◆ **Goal**
Copy each line of the listing below exactly.

◆ **Record list**
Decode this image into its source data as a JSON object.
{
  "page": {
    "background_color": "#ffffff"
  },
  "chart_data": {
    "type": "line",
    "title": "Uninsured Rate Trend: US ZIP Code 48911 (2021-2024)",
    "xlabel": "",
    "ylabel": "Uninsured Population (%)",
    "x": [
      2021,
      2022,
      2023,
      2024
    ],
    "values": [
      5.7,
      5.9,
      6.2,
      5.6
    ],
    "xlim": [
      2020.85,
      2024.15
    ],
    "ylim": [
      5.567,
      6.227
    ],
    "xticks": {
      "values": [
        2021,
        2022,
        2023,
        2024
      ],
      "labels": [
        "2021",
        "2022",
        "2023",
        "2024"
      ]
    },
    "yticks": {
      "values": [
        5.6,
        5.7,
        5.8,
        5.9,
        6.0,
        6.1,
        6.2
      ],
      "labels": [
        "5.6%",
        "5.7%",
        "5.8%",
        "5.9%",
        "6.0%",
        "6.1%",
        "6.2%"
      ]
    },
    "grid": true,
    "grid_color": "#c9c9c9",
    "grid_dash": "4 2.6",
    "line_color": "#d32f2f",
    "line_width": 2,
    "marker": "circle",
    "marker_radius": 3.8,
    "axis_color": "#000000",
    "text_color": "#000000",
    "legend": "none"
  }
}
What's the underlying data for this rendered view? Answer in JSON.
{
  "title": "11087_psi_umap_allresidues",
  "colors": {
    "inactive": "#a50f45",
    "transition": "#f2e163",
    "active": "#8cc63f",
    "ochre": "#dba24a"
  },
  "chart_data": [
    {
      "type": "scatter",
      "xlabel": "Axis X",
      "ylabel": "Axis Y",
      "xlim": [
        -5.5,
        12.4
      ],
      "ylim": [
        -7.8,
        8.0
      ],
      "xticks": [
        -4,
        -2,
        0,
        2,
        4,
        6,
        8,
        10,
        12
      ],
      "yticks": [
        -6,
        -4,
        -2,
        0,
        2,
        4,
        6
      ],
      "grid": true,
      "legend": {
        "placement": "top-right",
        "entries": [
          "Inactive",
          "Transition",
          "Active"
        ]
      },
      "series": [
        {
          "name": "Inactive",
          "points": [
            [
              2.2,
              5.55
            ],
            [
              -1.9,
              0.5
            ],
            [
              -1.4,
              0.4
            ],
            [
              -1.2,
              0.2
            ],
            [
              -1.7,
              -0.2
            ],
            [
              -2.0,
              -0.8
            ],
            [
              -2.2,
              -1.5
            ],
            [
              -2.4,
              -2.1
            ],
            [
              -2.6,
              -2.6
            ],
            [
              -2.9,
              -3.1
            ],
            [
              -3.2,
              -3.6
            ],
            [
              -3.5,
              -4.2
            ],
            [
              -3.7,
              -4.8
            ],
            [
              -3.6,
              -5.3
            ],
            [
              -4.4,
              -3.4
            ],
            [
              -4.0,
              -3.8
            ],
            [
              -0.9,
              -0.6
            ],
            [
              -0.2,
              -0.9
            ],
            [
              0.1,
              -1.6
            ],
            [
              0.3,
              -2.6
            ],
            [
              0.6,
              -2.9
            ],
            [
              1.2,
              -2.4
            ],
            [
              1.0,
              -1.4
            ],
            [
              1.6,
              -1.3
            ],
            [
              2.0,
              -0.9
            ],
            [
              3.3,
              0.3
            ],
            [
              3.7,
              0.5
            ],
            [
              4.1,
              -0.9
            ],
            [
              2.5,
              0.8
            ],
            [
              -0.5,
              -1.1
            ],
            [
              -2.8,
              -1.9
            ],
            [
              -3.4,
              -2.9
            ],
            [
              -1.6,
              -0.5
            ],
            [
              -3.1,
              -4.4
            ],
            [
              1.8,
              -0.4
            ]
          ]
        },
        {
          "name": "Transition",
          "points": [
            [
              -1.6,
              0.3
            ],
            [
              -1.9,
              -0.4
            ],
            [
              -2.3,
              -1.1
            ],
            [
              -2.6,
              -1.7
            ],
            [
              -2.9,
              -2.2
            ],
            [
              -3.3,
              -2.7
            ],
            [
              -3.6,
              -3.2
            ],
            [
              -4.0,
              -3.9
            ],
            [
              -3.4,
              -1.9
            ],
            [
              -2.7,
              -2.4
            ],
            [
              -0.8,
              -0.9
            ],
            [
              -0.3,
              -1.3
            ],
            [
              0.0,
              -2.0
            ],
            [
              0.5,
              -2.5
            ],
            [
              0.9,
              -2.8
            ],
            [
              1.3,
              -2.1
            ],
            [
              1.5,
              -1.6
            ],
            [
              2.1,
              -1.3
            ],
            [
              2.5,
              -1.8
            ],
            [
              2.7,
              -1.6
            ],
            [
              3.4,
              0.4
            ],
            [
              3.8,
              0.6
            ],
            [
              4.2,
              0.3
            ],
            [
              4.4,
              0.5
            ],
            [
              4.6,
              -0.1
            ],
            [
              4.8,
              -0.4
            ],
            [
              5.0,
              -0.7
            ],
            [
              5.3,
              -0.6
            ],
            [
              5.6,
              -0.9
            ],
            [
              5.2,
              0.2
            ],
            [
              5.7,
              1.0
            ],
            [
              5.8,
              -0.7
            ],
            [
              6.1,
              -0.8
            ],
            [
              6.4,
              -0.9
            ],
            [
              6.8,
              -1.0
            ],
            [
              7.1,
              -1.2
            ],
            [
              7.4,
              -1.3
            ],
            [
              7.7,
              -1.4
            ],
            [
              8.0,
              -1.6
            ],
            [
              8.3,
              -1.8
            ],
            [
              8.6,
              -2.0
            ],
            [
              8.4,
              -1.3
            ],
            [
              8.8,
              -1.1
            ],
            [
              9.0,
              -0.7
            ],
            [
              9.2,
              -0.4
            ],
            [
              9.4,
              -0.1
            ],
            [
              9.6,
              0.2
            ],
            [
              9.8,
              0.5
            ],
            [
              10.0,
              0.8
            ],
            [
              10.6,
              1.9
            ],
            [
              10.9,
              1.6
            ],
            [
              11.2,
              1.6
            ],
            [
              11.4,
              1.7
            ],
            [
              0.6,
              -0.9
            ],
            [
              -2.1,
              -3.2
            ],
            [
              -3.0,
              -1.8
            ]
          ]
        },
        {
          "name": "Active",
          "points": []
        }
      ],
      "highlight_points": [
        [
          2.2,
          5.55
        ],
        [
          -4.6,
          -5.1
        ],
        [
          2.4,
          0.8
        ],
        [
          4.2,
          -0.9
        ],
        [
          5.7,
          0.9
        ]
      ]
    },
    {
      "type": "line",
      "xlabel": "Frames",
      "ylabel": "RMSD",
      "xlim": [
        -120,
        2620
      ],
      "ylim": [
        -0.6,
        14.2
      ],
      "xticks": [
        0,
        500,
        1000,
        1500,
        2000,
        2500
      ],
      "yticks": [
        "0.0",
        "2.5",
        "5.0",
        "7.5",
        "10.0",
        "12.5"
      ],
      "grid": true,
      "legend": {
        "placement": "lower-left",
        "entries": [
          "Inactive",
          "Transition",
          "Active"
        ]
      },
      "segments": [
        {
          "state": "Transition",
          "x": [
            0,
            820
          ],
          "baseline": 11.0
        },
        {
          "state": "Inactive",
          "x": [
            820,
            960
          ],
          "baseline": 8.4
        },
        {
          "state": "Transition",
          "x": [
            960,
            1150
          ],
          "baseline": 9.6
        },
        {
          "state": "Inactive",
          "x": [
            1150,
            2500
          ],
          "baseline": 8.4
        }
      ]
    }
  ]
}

◆ **Task output**
Decode this image into its source data as a JSON object.
{
  "page": {
    "background_color": "#ffffff"
  },
  "chart_data": {
    "type": "line",
    "title": "Uninsured Rate Trend: US ZIP Code 48911 (2021-2024)",
    "xlabel": "",
    "ylabel": "Uninsured Population (%)",
    "x": [
      2021,
      2022,
      2023,
      2024
    ],
    "values": [
      5.7,
      5.9,
      6.2,
      5.6
    ],
    "xlim": [
      2020.85,
      2024.15
    ],
    "ylim": [
      5.567,
      6.227
    ],
    "xticks": {
      "values": [
        2021,
        2022,
        2023,
        2024
      ],
      "labels": [
        "2021",
        "2022",
        "2023",
        "2024"
      ]
    },
    "yticks": {
      "values": [
        5.6,
        5.7,
        5.8,
        5.9,
        6.0,
        6.1,
        6.2
      ],
      "labels": [
        "5.6%",
        "5.7%",
        "5.8%",
        "5.9%",
        "6.0%",
        "6.1%",
        "6.2%"
      ]
    },
    "grid": true,
    "grid_color": "#c9c9c9",
    "grid_dash": "4 2.6",
    "line_color": "#d32f2f",
    "line_width": 2,
    "marker": "circle",
    "marker_radius": 3.8,
    "axis_color": "#000000",
    "text_color": "#000000",
    "legend": "none"
  }
}
What's the underlying data for this rendered view? Answer in JSON.
{
  "title": "11087_psi_umap_allresidues",
  "colors": {
    "inactive": "#a50f45",
    "transition": "#f2e163",
    "active": "#8cc63f",
    "ochre": "#dba24a"
  },
  "chart_data": [
    {
      "type": "scatter",
      "xlabel": "Axis X",
      "ylabel": "Axis Y",
      "xlim": [
        -5.5,
        12.4
      ],
      "ylim": [
        -7.8,
        8.0
      ],
      "xticks": [
        -4,
        -2,
        0,
        2,
        4,
        6,
        8,
        10,
        12
      ],
      "yticks": [
        -6,
        -4,
        -2,
        0,
        2,
        4,
        6
      ],
      "grid": true,
      "legend": {
        "placement": "top-right",
        "entries": [
          "Inactive",
          "Transition",
          "Active"
        ]
      },
      "series": [
        {
          "name": "Inactive",
          "points": [
            [
              2.2,
              5.55
            ],
            [
              -1.9,
              0.5
            ],
            [
              -1.4,
              0.4
            ],
            [
              -1.2,
              0.2
            ],
            [
              -1.7,
              -0.2
            ],
            [
              -2.0,
              -0.8
            ],
            [
              -2.2,
              -1.5
            ],
            [
              -2.4,
              -2.1
            ],
            [
              -2.6,
              -2.6
            ],
            [
              -2.9,
              -3.1
            ],
            [
              -3.2,
              -3.6
            ],
            [
              -3.5,
              -4.2
            ],
            [
              -3.7,
              -4.8
            ],
            [
              -3.6,
              -5.3
            ],
            [
              -4.4,
              -3.4
            ],
            [
              -4.0,
              -3.8
            ],
            [
              -0.9,
              -0.6
            ],
            [
              -0.2,
              -0.9
            ],
            [
              0.1,
              -1.6
            ],
            [
              0.3,
              -2.6
            ],
            [
              0.6,
              -2.9
            ],
            [
              1.2,
              -2.4
            ],
            [
              1.0,
              -1.4
            ],
            [
              1.6,
              -1.3
            ],
            [
              2.0,
              -0.9
            ],
            [
              3.3,
              0.3
            ],
            [
              3.7,
              0.5
            ],
            [
              4.1,
              -0.9
            ],
            [
              2.5,
              0.8
            ],
            [
              -0.5,
              -1.1
            ],
            [
              -2.8,
              -1.9
            ],
            [
              -3.4,
              -2.9
            ],
            [
              -1.6,
              -0.5
            ],
            [
              -3.1,
              -4.4
            ],
            [
              1.8,
              -0.4
            ]
          ]
        },
        {
          "name": "Transition",
          "points": [
            [
              -1.6,
              0.3
            ],
            [
              -1.9,
              -0.4
            ],
            [
              -2.3,
              -1.1
            ],
            [
              -2.6,
              -1.7
            ],
            [
              -2.9,
              -2.2
            ],
            [
              -3.3,
              -2.7
            ],
            [
              -3.6,
              -3.2
            ],
            [
              -4.0,
              -3.9
            ],
            [
              -3.4,
              -1.9
            ],
            [
              -2.7,
              -2.4
            ],
            [
              -0.8,
              -0.9
            ],
            [
              -0.3,
              -1.3
            ],
            [
              0.0,
              -2.0
            ],
            [
              0.5,
              -2.5
            ],
            [
              0.9,
              -2.8
            ],
            [
              1.3,
              -2.1
            ],
            [
              1.5,
              -1.6
            ],
            [
              2.1,
              -1.3
            ],
            [
              2.5,
              -1.8
            ],
            [
              2.7,
              -1.6
            ],
            [
              3.4,
              0.4
            ],
            [
              3.8,
              0.6
            ],
            [
              4.2,
              0.3
            ],
            [
              4.4,
              0.5
            ],
            [
              4.6,
              -0.1
            ],
            [
              4.8,
              -0.4
            ],
            [
              5.0,
              -0.7
            ],
            [
              5.3,
              -0.6
            ],
            [
              5.6,
              -0.9
            ],
            [
              5.2,
              0.2
            ],
            [
              5.7,
              1.0
            ],
            [
              5.8,
              -0.7
            ],
            [
              6.1,
              -0.8
            ],
            [
              6.4,
              -0.9
            ],
            [
              6.8,
              -1.0
            ],
            [
              7.1,
              -1.2
            ],
            [
              7.4,
              -1.3
            ],
            [
              7.7,
              -1.4
            ],
            [
              8.0,
              -1.6
            ],
            [
              8.3,
              -1.8
            ],
            [
              8.6,
              -2.0
            ],
            [
              8.4,
              -1.3
            ],
            [
              8.8,
              -1.1
            ],
            [
              9.0,
              -0.7
            ],
            [
              9.2,
              -0.4
            ],
            [
              9.4,
              -0.1
            ],
            [
              9.6,
              0.2
            ],
            [
              9.8,
              0.5
            ],
            [
              10.0,
              0.8
            ],
            [
              10.6,
              1.9
            ],
            [
              10.9,
              1.6
            ],
            [
              11.2,
              1.6
            ],
            [
              11.4,
              1.7
            ],
            [
              0.6,
              -0.9
            ],
            [
              -2.1,
              -3.2
            ],
            [
              -3.0,
              -1.8
            ]
          ]
        },
        {
          "name": "Active",
          "points": []
        }
      ],
      "highlight_points": [
        [
          2.2,
          5.55
        ],
        [
          -4.6,
          -5.1
        ],
        [
          2.4,
          0.8
        ],
        [
          4.2,
          -0.9
        ],
        [
          5.7,
          0.9
        ]
      ]
    },
    {
      "type": "line",
      "xlabel": "Frames",
      "ylabel": "RMSD",
      "xlim": [
        -120,
        2620
      ],
      "ylim": [
        -0.6,
        14.2
      ],
      "xticks": [
        0,
        500,
        1000,
        1500,
        2000,
        2500
      ],
      "yticks": [
        "0.0",
        "2.5",
        "5.0",
        "7.5",
        "10.0",
        "12.5"
      ],
      "grid": true,
      "legend": {
        "placement": "lower-left",
        "entries": [
          "Inactive",
          "Transition",
          "Active"
        ]
      },
      "segments": [
        {
          "state": "Transition",
          "x": [
            0,
            820
          ],
          "baseline": 11.0
        },
        {
          "state": "Inactive",
          "x": [
            820,
            960
          ],
          "baseline": 8.4
        },
        {
          "state": "Transition",
          "x": [
            960,
            1150
          ],
          "baseline": 9.6
        },
        {
          "state": "Inactive",
          "x": [
            1150,
            2500
          ],
          "baseline": 8.4
        }
      ]
    }
  ]
}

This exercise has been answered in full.